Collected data
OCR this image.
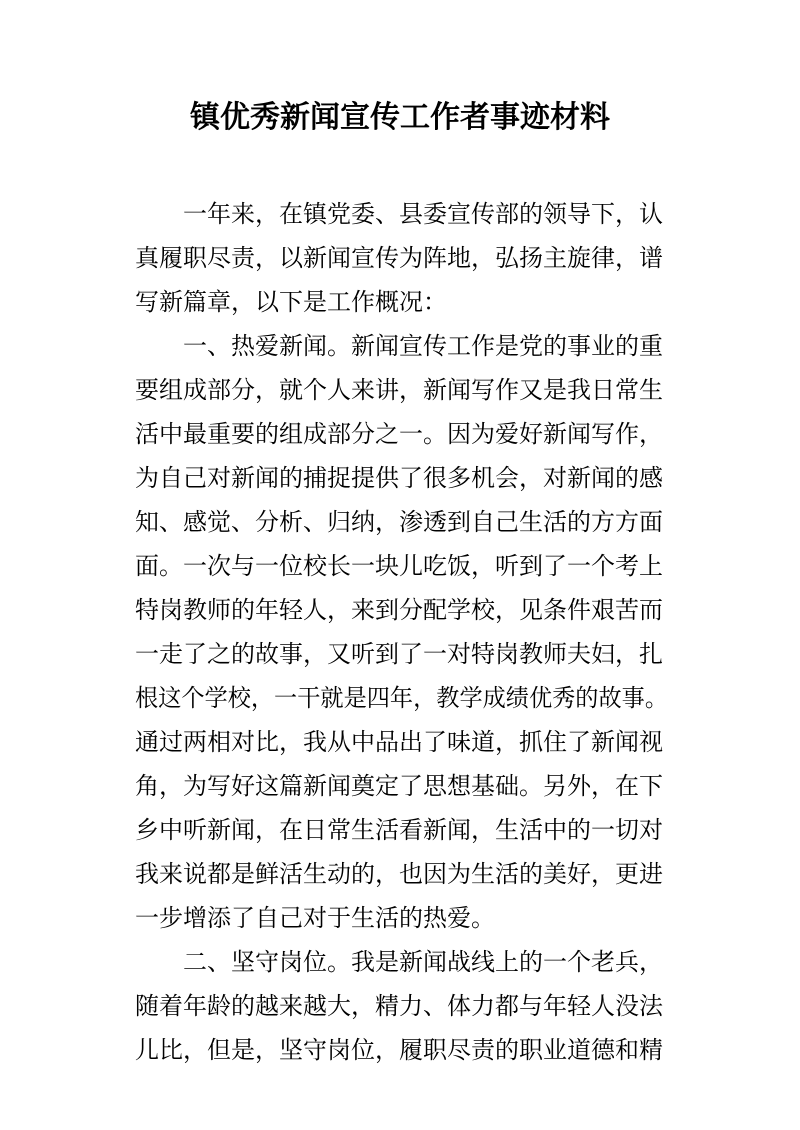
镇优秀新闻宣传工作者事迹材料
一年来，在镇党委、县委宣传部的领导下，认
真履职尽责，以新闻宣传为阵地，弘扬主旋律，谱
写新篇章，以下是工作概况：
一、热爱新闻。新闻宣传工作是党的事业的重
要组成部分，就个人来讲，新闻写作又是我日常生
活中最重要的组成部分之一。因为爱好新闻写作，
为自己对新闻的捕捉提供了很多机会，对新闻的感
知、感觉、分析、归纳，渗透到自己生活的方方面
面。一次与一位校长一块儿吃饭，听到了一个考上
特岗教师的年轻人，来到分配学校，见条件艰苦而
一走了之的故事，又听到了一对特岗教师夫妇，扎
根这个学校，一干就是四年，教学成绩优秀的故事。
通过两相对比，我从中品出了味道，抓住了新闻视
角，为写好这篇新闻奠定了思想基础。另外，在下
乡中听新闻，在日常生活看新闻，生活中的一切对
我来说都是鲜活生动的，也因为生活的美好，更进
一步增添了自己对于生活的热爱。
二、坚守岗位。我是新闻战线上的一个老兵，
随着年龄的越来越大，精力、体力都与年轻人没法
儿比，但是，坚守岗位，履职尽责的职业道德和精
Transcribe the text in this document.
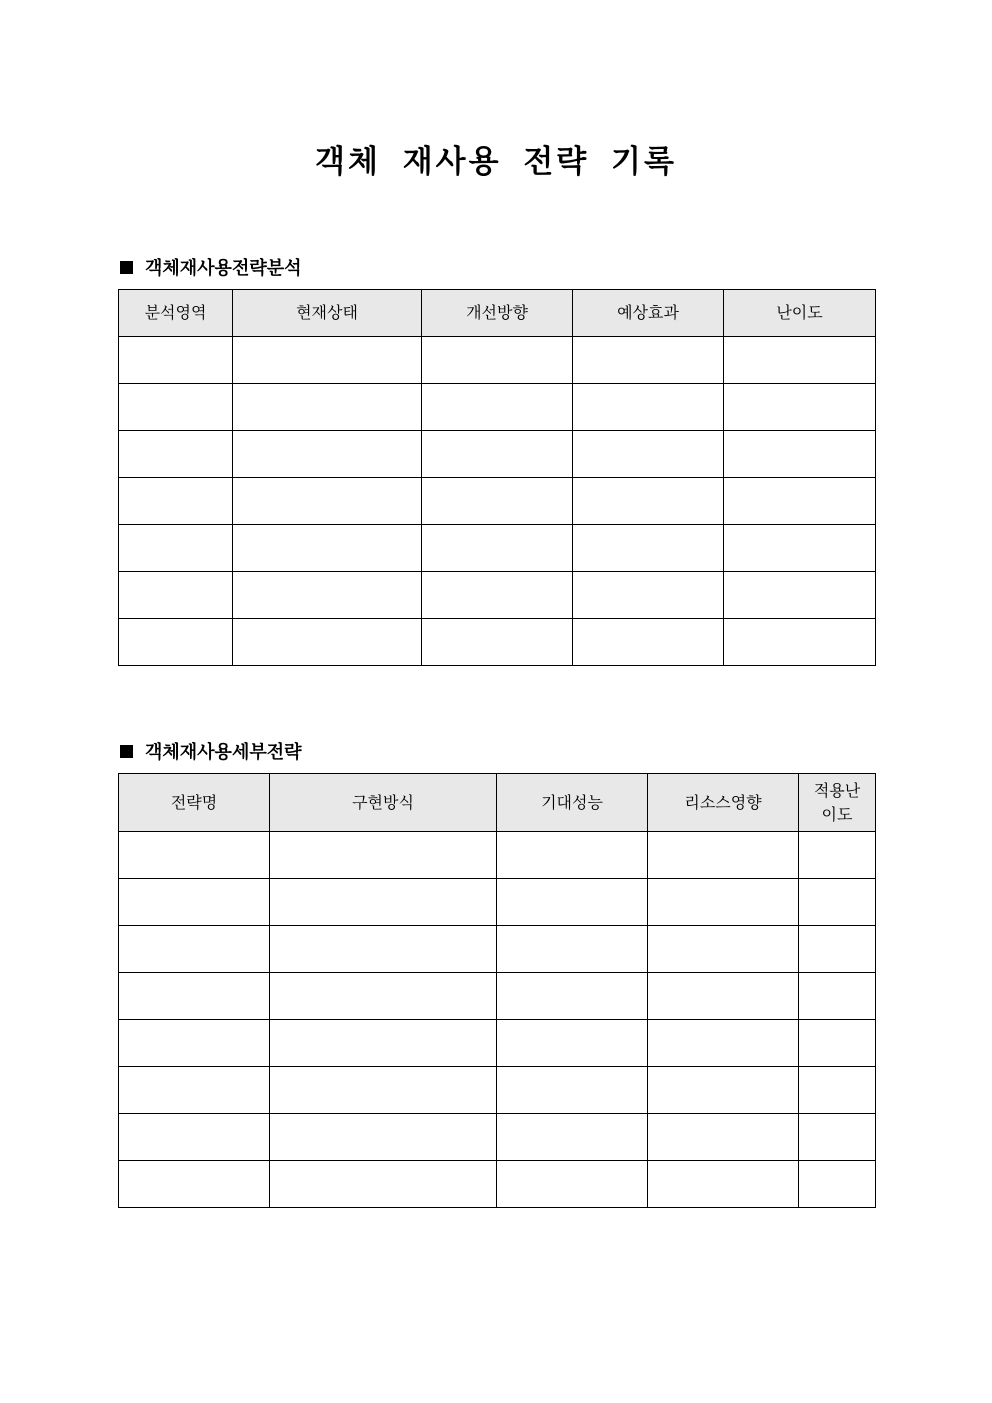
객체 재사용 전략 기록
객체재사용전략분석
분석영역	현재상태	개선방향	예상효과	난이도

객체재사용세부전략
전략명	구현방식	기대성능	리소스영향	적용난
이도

WORK TO DO
Every line of text is to be repeated exactly; pictures are left out.

THE RESULT
OCR this image.
镇优秀新闻宣传工作者事迹材料
一年来，在镇党委、县委宣传部的领导下，认
真履职尽责，以新闻宣传为阵地，弘扬主旋律，谱
写新篇章，以下是工作概况：
一、热爱新闻。新闻宣传工作是党的事业的重
要组成部分，就个人来讲，新闻写作又是我日常生
活中最重要的组成部分之一。因为爱好新闻写作，
为自己对新闻的捕捉提供了很多机会，对新闻的感
知、感觉、分析、归纳，渗透到自己生活的方方面
面。一次与一位校长一块儿吃饭，听到了一个考上
特岗教师的年轻人，来到分配学校，见条件艰苦而
一走了之的故事，又听到了一对特岗教师夫妇，扎
根这个学校，一干就是四年，教学成绩优秀的故事。
通过两相对比，我从中品出了味道，抓住了新闻视
角，为写好这篇新闻奠定了思想基础。另外，在下
乡中听新闻，在日常生活看新闻，生活中的一切对
我来说都是鲜活生动的，也因为生活的美好，更进
一步增添了自己对于生活的热爱。
二、坚守岗位。我是新闻战线上的一个老兵，
随着年龄的越来越大，精力、体力都与年轻人没法
儿比，但是，坚守岗位，履职尽责的职业道德和精
Transcribe the text in this document.
객체 재사용 전략 기록
객체재사용전략분석
분석영역	현재상태	개선방향	예상효과	난이도

객체재사용세부전략
전략명	구현방식	기대성능	리소스영향	적용난
이도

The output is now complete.